AIM OF THE TASK —
Omit the pictures and return every entry exactly as written.

[Figure content listings]
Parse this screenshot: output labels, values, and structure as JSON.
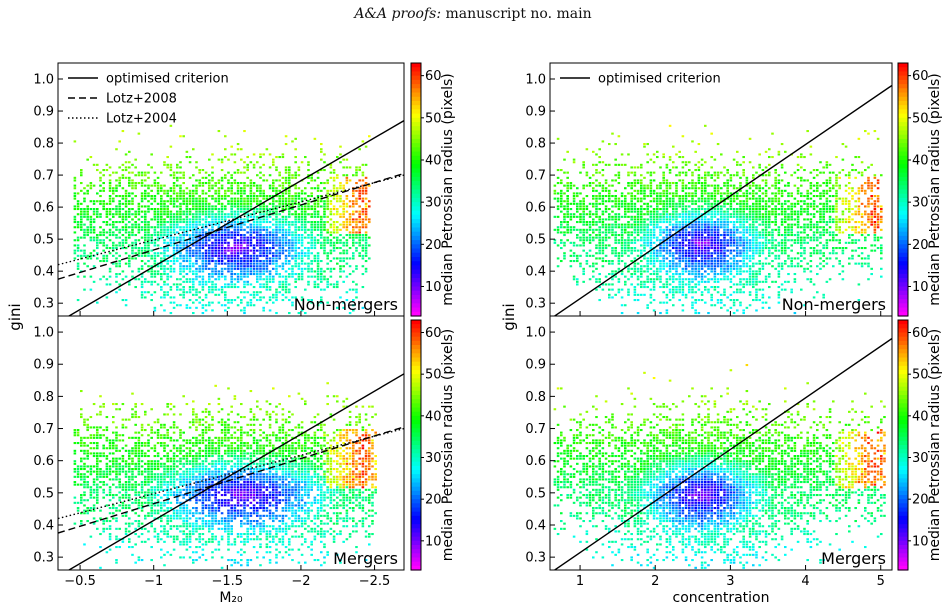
{
  "header": {
    "journal": "A&A proofs:",
    "rest": "manuscript no. main"
  },
  "colorbar": {
    "label": "median Petrossian radius (pixels)",
    "ticks": [
      10,
      20,
      30,
      40,
      50,
      60
    ],
    "range": [
      3,
      63
    ],
    "colormap": "gist_rainbow_r"
  },
  "chart_data": [
    {
      "type": "heatmap",
      "id": "m20-nonmergers",
      "panel_label": "Non-mergers",
      "xlabel": "",
      "ylabel": "gini",
      "xlim": [
        -0.35,
        -2.7
      ],
      "ylim": [
        0.26,
        1.05
      ],
      "xticks": [
        -0.5,
        -1.0,
        -1.5,
        -2.0,
        -2.5
      ],
      "xticks_labeled": false,
      "yticks": [
        0.3,
        0.4,
        0.5,
        0.6,
        0.7,
        0.8,
        0.9,
        1.0
      ],
      "legend": {
        "placement": "top-left",
        "entries": [
          {
            "label": "optimised criterion",
            "style": "solid"
          },
          {
            "label": "Lotz+2008",
            "style": "dashed"
          },
          {
            "label": "Lotz+2004",
            "style": "dotted"
          }
        ]
      },
      "lines": [
        {
          "name": "optimised criterion",
          "style": "solid",
          "points": [
            [
              -0.35,
              0.24
            ],
            [
              -2.7,
              0.87
            ]
          ]
        },
        {
          "name": "Lotz+2008",
          "style": "dashed",
          "points": [
            [
              -0.35,
              0.375
            ],
            [
              -2.7,
              0.705
            ]
          ]
        },
        {
          "name": "Lotz+2004",
          "style": "dotted",
          "points": [
            [
              -0.35,
              0.42
            ],
            [
              -2.7,
              0.7
            ]
          ]
        }
      ],
      "distribution": {
        "center_x": -1.55,
        "center_y": 0.48,
        "spread_x": 0.45,
        "spread_y": 0.12,
        "x_range": [
          -0.45,
          -2.45
        ],
        "y_range": [
          0.27,
          0.86
        ],
        "high_value_x": -2.4
      }
    },
    {
      "type": "heatmap",
      "id": "m20-mergers",
      "panel_label": "Mergers",
      "xlabel": "M₂₀",
      "ylabel": "",
      "xlim": [
        -0.35,
        -2.7
      ],
      "ylim": [
        0.26,
        1.05
      ],
      "xticks": [
        -0.5,
        -1.0,
        -1.5,
        -2.0,
        -2.5
      ],
      "xticks_labeled": true,
      "yticks": [
        0.3,
        0.4,
        0.5,
        0.6,
        0.7,
        0.8,
        0.9,
        1.0
      ],
      "lines": [
        {
          "name": "optimised criterion",
          "style": "solid",
          "points": [
            [
              -0.35,
              0.24
            ],
            [
              -2.7,
              0.87
            ]
          ]
        },
        {
          "name": "Lotz+2008",
          "style": "dashed",
          "points": [
            [
              -0.35,
              0.375
            ],
            [
              -2.7,
              0.705
            ]
          ]
        },
        {
          "name": "Lotz+2004",
          "style": "dotted",
          "points": [
            [
              -0.35,
              0.42
            ],
            [
              -2.7,
              0.7
            ]
          ]
        }
      ],
      "distribution": {
        "center_x": -1.6,
        "center_y": 0.5,
        "spread_x": 0.5,
        "spread_y": 0.12,
        "x_range": [
          -0.45,
          -2.5
        ],
        "y_range": [
          0.27,
          0.93
        ],
        "high_value_x": -2.4
      }
    },
    {
      "type": "heatmap",
      "id": "conc-nonmergers",
      "panel_label": "Non-mergers",
      "xlabel": "",
      "ylabel": "gini",
      "xlim": [
        0.6,
        5.15
      ],
      "ylim": [
        0.26,
        1.05
      ],
      "xticks": [
        1,
        2,
        3,
        4,
        5
      ],
      "xticks_labeled": false,
      "yticks": [
        0.3,
        0.4,
        0.5,
        0.6,
        0.7,
        0.8,
        0.9,
        1.0
      ],
      "legend": {
        "placement": "top-left",
        "entries": [
          {
            "label": "optimised criterion",
            "style": "solid"
          }
        ]
      },
      "lines": [
        {
          "name": "optimised criterion",
          "style": "solid",
          "points": [
            [
              0.6,
              0.25
            ],
            [
              5.15,
              0.98
            ]
          ]
        }
      ],
      "distribution": {
        "center_x": 2.6,
        "center_y": 0.49,
        "spread_x": 0.7,
        "spread_y": 0.12,
        "x_range": [
          0.65,
          5.0
        ],
        "y_range": [
          0.27,
          0.87
        ],
        "high_value_x": 4.9
      }
    },
    {
      "type": "heatmap",
      "id": "conc-mergers",
      "panel_label": "Mergers",
      "xlabel": "concentration",
      "ylabel": "",
      "xlim": [
        0.6,
        5.15
      ],
      "ylim": [
        0.26,
        1.05
      ],
      "xticks": [
        1,
        2,
        3,
        4,
        5
      ],
      "xticks_labeled": true,
      "yticks": [
        0.3,
        0.4,
        0.5,
        0.6,
        0.7,
        0.8,
        0.9,
        1.0
      ],
      "lines": [
        {
          "name": "optimised criterion",
          "style": "solid",
          "points": [
            [
              0.6,
              0.25
            ],
            [
              5.15,
              0.98
            ]
          ]
        }
      ],
      "distribution": {
        "center_x": 2.6,
        "center_y": 0.5,
        "spread_x": 0.7,
        "spread_y": 0.12,
        "x_range": [
          0.65,
          5.05
        ],
        "y_range": [
          0.27,
          0.93
        ],
        "high_value_x": 4.9
      }
    }
  ]
}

ANSWER TO THE TASK —
Parse this screenshot: output labels, values, and structure as JSON.
{
  "header": {
    "journal": "A&A proofs:",
    "rest": "manuscript no. main"
  },
  "colorbar": {
    "label": "median Petrossian radius (pixels)",
    "ticks": [
      10,
      20,
      30,
      40,
      50,
      60
    ],
    "range": [
      3,
      63
    ],
    "colormap": "gist_rainbow_r"
  },
  "chart_data": [
    {
      "type": "heatmap",
      "id": "m20-nonmergers",
      "panel_label": "Non-mergers",
      "xlabel": "",
      "ylabel": "gini",
      "xlim": [
        -0.35,
        -2.7
      ],
      "ylim": [
        0.26,
        1.05
      ],
      "xticks": [
        -0.5,
        -1.0,
        -1.5,
        -2.0,
        -2.5
      ],
      "xticks_labeled": false,
      "yticks": [
        0.3,
        0.4,
        0.5,
        0.6,
        0.7,
        0.8,
        0.9,
        1.0
      ],
      "legend": {
        "placement": "top-left",
        "entries": [
          {
            "label": "optimised criterion",
            "style": "solid"
          },
          {
            "label": "Lotz+2008",
            "style": "dashed"
          },
          {
            "label": "Lotz+2004",
            "style": "dotted"
          }
        ]
      },
      "lines": [
        {
          "name": "optimised criterion",
          "style": "solid",
          "points": [
            [
              -0.35,
              0.24
            ],
            [
              -2.7,
              0.87
            ]
          ]
        },
        {
          "name": "Lotz+2008",
          "style": "dashed",
          "points": [
            [
              -0.35,
              0.375
            ],
            [
              -2.7,
              0.705
            ]
          ]
        },
        {
          "name": "Lotz+2004",
          "style": "dotted",
          "points": [
            [
              -0.35,
              0.42
            ],
            [
              -2.7,
              0.7
            ]
          ]
        }
      ],
      "distribution": {
        "center_x": -1.55,
        "center_y": 0.48,
        "spread_x": 0.45,
        "spread_y": 0.12,
        "x_range": [
          -0.45,
          -2.45
        ],
        "y_range": [
          0.27,
          0.86
        ],
        "high_value_x": -2.4
      }
    },
    {
      "type": "heatmap",
      "id": "m20-mergers",
      "panel_label": "Mergers",
      "xlabel": "M₂₀",
      "ylabel": "",
      "xlim": [
        -0.35,
        -2.7
      ],
      "ylim": [
        0.26,
        1.05
      ],
      "xticks": [
        -0.5,
        -1.0,
        -1.5,
        -2.0,
        -2.5
      ],
      "xticks_labeled": true,
      "yticks": [
        0.3,
        0.4,
        0.5,
        0.6,
        0.7,
        0.8,
        0.9,
        1.0
      ],
      "lines": [
        {
          "name": "optimised criterion",
          "style": "solid",
          "points": [
            [
              -0.35,
              0.24
            ],
            [
              -2.7,
              0.87
            ]
          ]
        },
        {
          "name": "Lotz+2008",
          "style": "dashed",
          "points": [
            [
              -0.35,
              0.375
            ],
            [
              -2.7,
              0.705
            ]
          ]
        },
        {
          "name": "Lotz+2004",
          "style": "dotted",
          "points": [
            [
              -0.35,
              0.42
            ],
            [
              -2.7,
              0.7
            ]
          ]
        }
      ],
      "distribution": {
        "center_x": -1.6,
        "center_y": 0.5,
        "spread_x": 0.5,
        "spread_y": 0.12,
        "x_range": [
          -0.45,
          -2.5
        ],
        "y_range": [
          0.27,
          0.93
        ],
        "high_value_x": -2.4
      }
    },
    {
      "type": "heatmap",
      "id": "conc-nonmergers",
      "panel_label": "Non-mergers",
      "xlabel": "",
      "ylabel": "gini",
      "xlim": [
        0.6,
        5.15
      ],
      "ylim": [
        0.26,
        1.05
      ],
      "xticks": [
        1,
        2,
        3,
        4,
        5
      ],
      "xticks_labeled": false,
      "yticks": [
        0.3,
        0.4,
        0.5,
        0.6,
        0.7,
        0.8,
        0.9,
        1.0
      ],
      "legend": {
        "placement": "top-left",
        "entries": [
          {
            "label": "optimised criterion",
            "style": "solid"
          }
        ]
      },
      "lines": [
        {
          "name": "optimised criterion",
          "style": "solid",
          "points": [
            [
              0.6,
              0.25
            ],
            [
              5.15,
              0.98
            ]
          ]
        }
      ],
      "distribution": {
        "center_x": 2.6,
        "center_y": 0.49,
        "spread_x": 0.7,
        "spread_y": 0.12,
        "x_range": [
          0.65,
          5.0
        ],
        "y_range": [
          0.27,
          0.87
        ],
        "high_value_x": 4.9
      }
    },
    {
      "type": "heatmap",
      "id": "conc-mergers",
      "panel_label": "Mergers",
      "xlabel": "concentration",
      "ylabel": "",
      "xlim": [
        0.6,
        5.15
      ],
      "ylim": [
        0.26,
        1.05
      ],
      "xticks": [
        1,
        2,
        3,
        4,
        5
      ],
      "xticks_labeled": true,
      "yticks": [
        0.3,
        0.4,
        0.5,
        0.6,
        0.7,
        0.8,
        0.9,
        1.0
      ],
      "lines": [
        {
          "name": "optimised criterion",
          "style": "solid",
          "points": [
            [
              0.6,
              0.25
            ],
            [
              5.15,
              0.98
            ]
          ]
        }
      ],
      "distribution": {
        "center_x": 2.6,
        "center_y": 0.5,
        "spread_x": 0.7,
        "spread_y": 0.12,
        "x_range": [
          0.65,
          5.05
        ],
        "y_range": [
          0.27,
          0.93
        ],
        "high_value_x": 4.9
      }
    }
  ]
}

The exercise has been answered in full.